The records underneath are to be repeated exactly, with the pictures left out.
——
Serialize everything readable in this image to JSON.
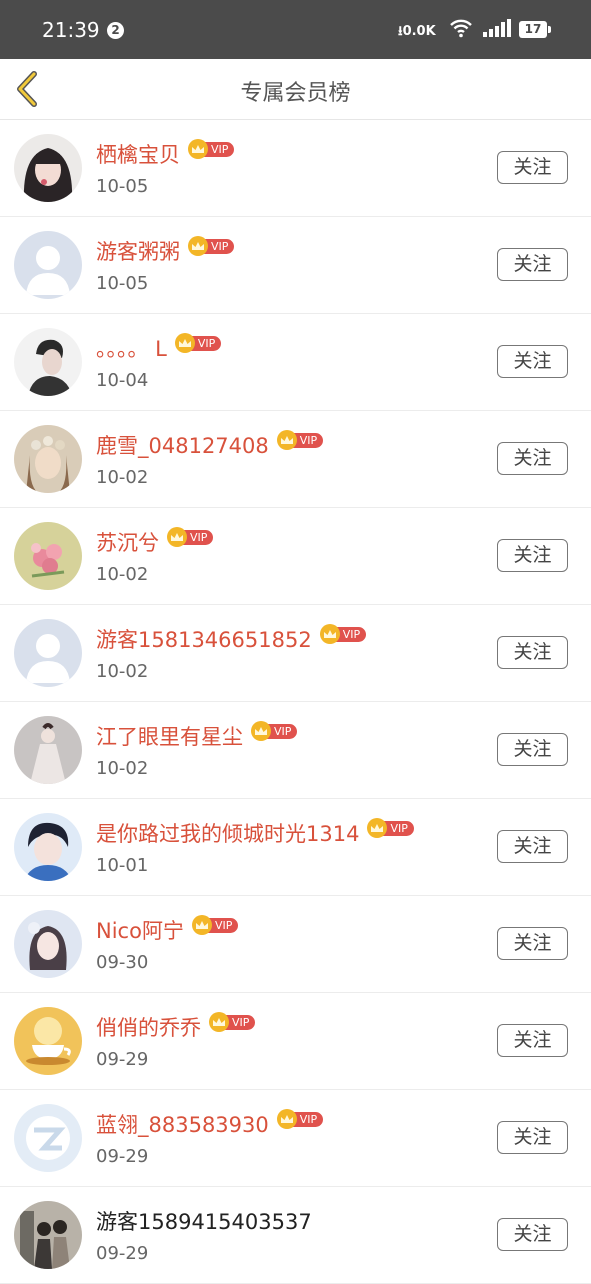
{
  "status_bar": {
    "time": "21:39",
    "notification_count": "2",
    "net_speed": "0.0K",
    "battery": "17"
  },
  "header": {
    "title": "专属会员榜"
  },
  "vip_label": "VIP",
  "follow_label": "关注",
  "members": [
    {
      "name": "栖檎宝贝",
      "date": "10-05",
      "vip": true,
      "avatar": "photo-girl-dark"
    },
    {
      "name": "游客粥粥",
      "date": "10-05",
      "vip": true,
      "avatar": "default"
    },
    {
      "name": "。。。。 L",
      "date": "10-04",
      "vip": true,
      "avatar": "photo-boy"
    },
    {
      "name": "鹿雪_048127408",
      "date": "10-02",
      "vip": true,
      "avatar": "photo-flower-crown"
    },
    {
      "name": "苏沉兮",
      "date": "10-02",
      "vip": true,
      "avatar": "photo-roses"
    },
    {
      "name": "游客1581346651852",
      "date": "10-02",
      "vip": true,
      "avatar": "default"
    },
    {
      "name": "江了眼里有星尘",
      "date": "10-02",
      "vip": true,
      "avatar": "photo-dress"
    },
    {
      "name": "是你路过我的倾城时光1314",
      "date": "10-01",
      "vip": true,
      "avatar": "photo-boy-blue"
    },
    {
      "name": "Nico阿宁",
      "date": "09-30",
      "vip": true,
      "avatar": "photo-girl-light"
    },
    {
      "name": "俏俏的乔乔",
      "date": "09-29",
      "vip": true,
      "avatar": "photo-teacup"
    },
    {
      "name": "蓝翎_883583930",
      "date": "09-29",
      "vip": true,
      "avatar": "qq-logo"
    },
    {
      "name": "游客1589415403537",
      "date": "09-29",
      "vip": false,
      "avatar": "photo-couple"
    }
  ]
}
——
Result of the exercise ->
Serialize everything readable in this image to JSON.
{
  "status_bar": {
    "time": "21:39",
    "notification_count": "2",
    "net_speed": "0.0K",
    "battery": "17"
  },
  "header": {
    "title": "专属会员榜"
  },
  "vip_label": "VIP",
  "follow_label": "关注",
  "members": [
    {
      "name": "栖檎宝贝",
      "date": "10-05",
      "vip": true,
      "avatar": "photo-girl-dark"
    },
    {
      "name": "游客粥粥",
      "date": "10-05",
      "vip": true,
      "avatar": "default"
    },
    {
      "name": "。。。。 L",
      "date": "10-04",
      "vip": true,
      "avatar": "photo-boy"
    },
    {
      "name": "鹿雪_048127408",
      "date": "10-02",
      "vip": true,
      "avatar": "photo-flower-crown"
    },
    {
      "name": "苏沉兮",
      "date": "10-02",
      "vip": true,
      "avatar": "photo-roses"
    },
    {
      "name": "游客1581346651852",
      "date": "10-02",
      "vip": true,
      "avatar": "default"
    },
    {
      "name": "江了眼里有星尘",
      "date": "10-02",
      "vip": true,
      "avatar": "photo-dress"
    },
    {
      "name": "是你路过我的倾城时光1314",
      "date": "10-01",
      "vip": true,
      "avatar": "photo-boy-blue"
    },
    {
      "name": "Nico阿宁",
      "date": "09-30",
      "vip": true,
      "avatar": "photo-girl-light"
    },
    {
      "name": "俏俏的乔乔",
      "date": "09-29",
      "vip": true,
      "avatar": "photo-teacup"
    },
    {
      "name": "蓝翎_883583930",
      "date": "09-29",
      "vip": true,
      "avatar": "qq-logo"
    },
    {
      "name": "游客1589415403537",
      "date": "09-29",
      "vip": false,
      "avatar": "photo-couple"
    }
  ]
}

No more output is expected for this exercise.